--- start Data extract ---

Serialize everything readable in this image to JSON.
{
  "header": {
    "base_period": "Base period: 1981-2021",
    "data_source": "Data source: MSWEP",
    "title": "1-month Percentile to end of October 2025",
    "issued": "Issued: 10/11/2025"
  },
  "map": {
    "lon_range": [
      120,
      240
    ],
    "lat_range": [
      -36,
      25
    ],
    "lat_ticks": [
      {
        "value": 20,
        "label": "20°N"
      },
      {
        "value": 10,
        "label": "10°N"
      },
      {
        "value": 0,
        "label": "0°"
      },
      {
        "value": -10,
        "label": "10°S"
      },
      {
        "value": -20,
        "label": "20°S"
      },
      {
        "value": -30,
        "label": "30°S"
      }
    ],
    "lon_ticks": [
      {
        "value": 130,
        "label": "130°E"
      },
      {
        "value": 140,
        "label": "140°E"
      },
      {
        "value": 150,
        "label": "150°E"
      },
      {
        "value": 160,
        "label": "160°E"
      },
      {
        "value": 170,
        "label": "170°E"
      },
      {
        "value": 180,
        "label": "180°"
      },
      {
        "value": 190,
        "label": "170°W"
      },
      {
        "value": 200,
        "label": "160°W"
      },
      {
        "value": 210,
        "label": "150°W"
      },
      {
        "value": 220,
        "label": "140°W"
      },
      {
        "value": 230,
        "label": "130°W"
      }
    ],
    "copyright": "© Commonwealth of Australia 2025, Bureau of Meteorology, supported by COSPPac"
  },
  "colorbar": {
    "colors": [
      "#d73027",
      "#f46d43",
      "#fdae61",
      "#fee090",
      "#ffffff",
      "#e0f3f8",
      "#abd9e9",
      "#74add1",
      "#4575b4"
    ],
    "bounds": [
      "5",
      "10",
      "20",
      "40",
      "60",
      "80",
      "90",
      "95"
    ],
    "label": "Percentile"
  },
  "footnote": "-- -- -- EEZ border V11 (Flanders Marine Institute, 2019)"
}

--- end Data extract ---

_Written exercise_
Look for "Percentile" and pull out every line that has it.

_Answer in full_
    "title": "1-month Percentile to end of October 2025",
    "label": "Percentile"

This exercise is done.